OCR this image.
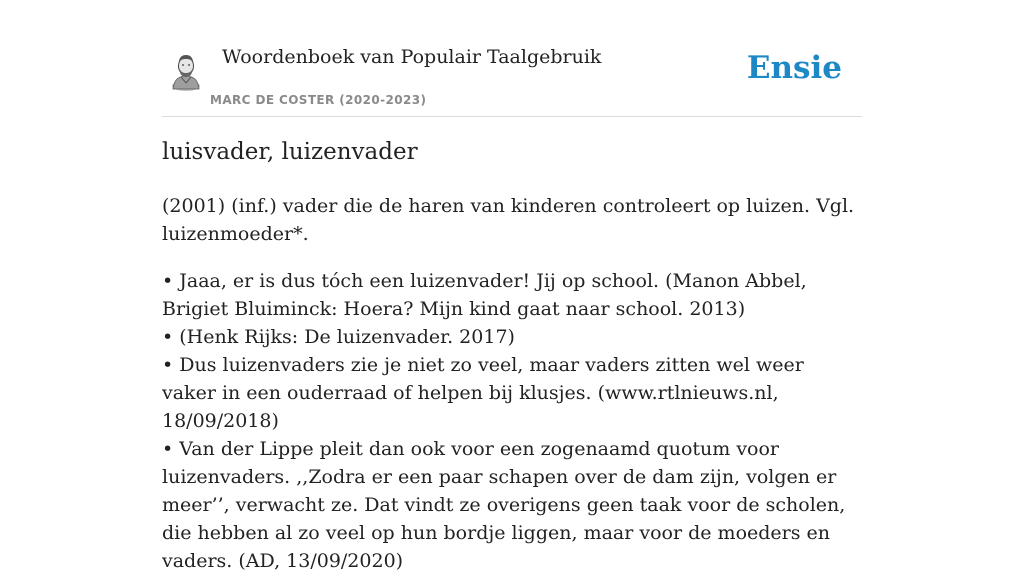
Woordenboek van Populair Taalgebruik
MARC DE COSTER (2020-2023)
Ensie
luisvader, luizenvader

(2001) (inf.) vader die de haren van kinderen controleert op luizen. Vgl. luizenmoeder*.

• Jaaa, er is dus tóch een luizenvader! Jij op school. (Manon Abbel, Brigiet Bluiminck: Hoera? Mijn kind gaat naar school. 2013)
• (Henk Rijks: De luizenvader. 2017)
• Dus luizenvaders zie je niet zo veel, maar vaders zitten wel weer vaker in een ouderraad of helpen bij klusjes. (www.rtlnieuws.nl, 18/09/2018)
• Van der Lippe pleit dan ook voor een zogenaamd quotum voor luizenvaders. ,,Zodra er een paar schapen over de dam zijn, volgen er meer’’, verwacht ze. Dat vindt ze overigens geen taak voor de scholen, die hebben al zo veel op hun bordje liggen, maar voor de moeders en vaders. (AD, 13/09/2020)
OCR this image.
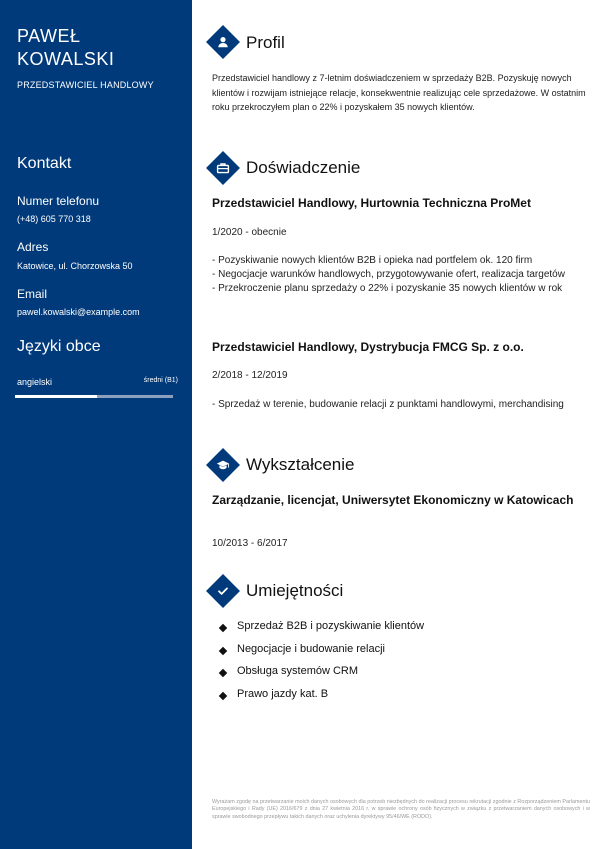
PAWEŁ
KOWALSKI
PRZEDSTAWICIEL HANDLOWY
Kontakt
Numer telefonu
(+48) 605 770 318
Adres
Katowice, ul. Chorzowska 50
Email
pawel.kowalski@example.com
Języki obce
angielski	średni (B1)
Profil

Przedstawiciel handlowy z 7-letnim doświadczeniem w sprzedaży B2B. Pozyskuję nowych klientów i rozwijam istniejące relacje, konsekwentnie realizując cele sprzedażowe. W ostatnim roku przekroczyłem plan o 22% i pozyskałem 35 nowych klientów.

Doświadczenie
Przedstawiciel Handlowy, Hurtownia Techniczna ProMet
1/2020 - obecnie
- Pozyskiwanie nowych klientów B2B i opieka nad portfelem ok. 120 firm
- Negocjacje warunków handlowych, przygotowywanie ofert, realizacja targetów
- Przekroczenie planu sprzedaży o 22% i pozyskanie 35 nowych klientów w rok
Przedstawiciel Handlowy, Dystrybucja FMCG Sp. z o.o.
2/2018 - 12/2019
- Sprzedaż w terenie, budowanie relacji z punktami handlowymi, merchandising
Wykształcenie
Zarządzanie, licencjat, Uniwersytet Ekonomiczny w Katowicach
10/2013 - 6/2017
Umiejętności
Sprzedaż B2B i pozyskiwanie klientów
Negocjacje i budowanie relacji
Obsługa systemów CRM
Prawo jazdy kat. B
Wyrażam zgodę na przetwarzanie moich danych osobowych dla potrzeb niezbędnych do realizacji procesu rekrutacji zgodnie z Rozporządzeniem Parlamentu Europejskiego i Rady (UE) 2016/679 z dnia 27 kwietnia 2016 r. w sprawie ochrony osób fizycznych w związku z przetwarzaniem danych osobowych i w sprawie swobodnego przepływu takich danych oraz uchylenia dyrektywy 95/46/WE (RODO).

REQUIREMENTS: Make an exact copy of the records above, with the pictures left out.

WRITTEN ANSWER:
OCR this image.
Woordenboek van Populair Taalgebruik
MARC DE COSTER (2020-2023)
Ensie
luisvader, luizenvader

(2001) (inf.) vader die de haren van kinderen controleert op luizen. Vgl. luizenmoeder*.

• Jaaa, er is dus tóch een luizenvader! Jij op school. (Manon Abbel, Brigiet Bluiminck: Hoera? Mijn kind gaat naar school. 2013)
• (Henk Rijks: De luizenvader. 2017)
• Dus luizenvaders zie je niet zo veel, maar vaders zitten wel weer vaker in een ouderraad of helpen bij klusjes. (www.rtlnieuws.nl, 18/09/2018)
• Van der Lippe pleit dan ook voor een zogenaamd quotum voor luizenvaders. ,,Zodra er een paar schapen over de dam zijn, volgen er meer’’, verwacht ze. Dat vindt ze overigens geen taak voor de scholen, die hebben al zo veel op hun bordje liggen, maar voor de moeders en vaders. (AD, 13/09/2020)
OCR this image.
PAWEŁ
KOWALSKI
PRZEDSTAWICIEL HANDLOWY
Kontakt
Numer telefonu
(+48) 605 770 318
Adres
Katowice, ul. Chorzowska 50
Email
pawel.kowalski@example.com
Języki obce
angielski	średni (B1)
Profil

Przedstawiciel handlowy z 7-letnim doświadczeniem w sprzedaży B2B. Pozyskuję nowych klientów i rozwijam istniejące relacje, konsekwentnie realizując cele sprzedażowe. W ostatnim roku przekroczyłem plan o 22% i pozyskałem 35 nowych klientów.

Doświadczenie
Przedstawiciel Handlowy, Hurtownia Techniczna ProMet
1/2020 - obecnie
- Pozyskiwanie nowych klientów B2B i opieka nad portfelem ok. 120 firm
- Negocjacje warunków handlowych, przygotowywanie ofert, realizacja targetów
- Przekroczenie planu sprzedaży o 22% i pozyskanie 35 nowych klientów w rok
Przedstawiciel Handlowy, Dystrybucja FMCG Sp. z o.o.
2/2018 - 12/2019
- Sprzedaż w terenie, budowanie relacji z punktami handlowymi, merchandising
Wykształcenie
Zarządzanie, licencjat, Uniwersytet Ekonomiczny w Katowicach
10/2013 - 6/2017
Umiejętności
Sprzedaż B2B i pozyskiwanie klientów
Negocjacje i budowanie relacji
Obsługa systemów CRM
Prawo jazdy kat. B
Wyrażam zgodę na przetwarzanie moich danych osobowych dla potrzeb niezbędnych do realizacji procesu rekrutacji zgodnie z Rozporządzeniem Parlamentu Europejskiego i Rady (UE) 2016/679 z dnia 27 kwietnia 2016 r. w sprawie ochrony osób fizycznych w związku z przetwarzaniem danych osobowych i w sprawie swobodnego przepływu takich danych oraz uchylenia dyrektywy 95/46/WE (RODO).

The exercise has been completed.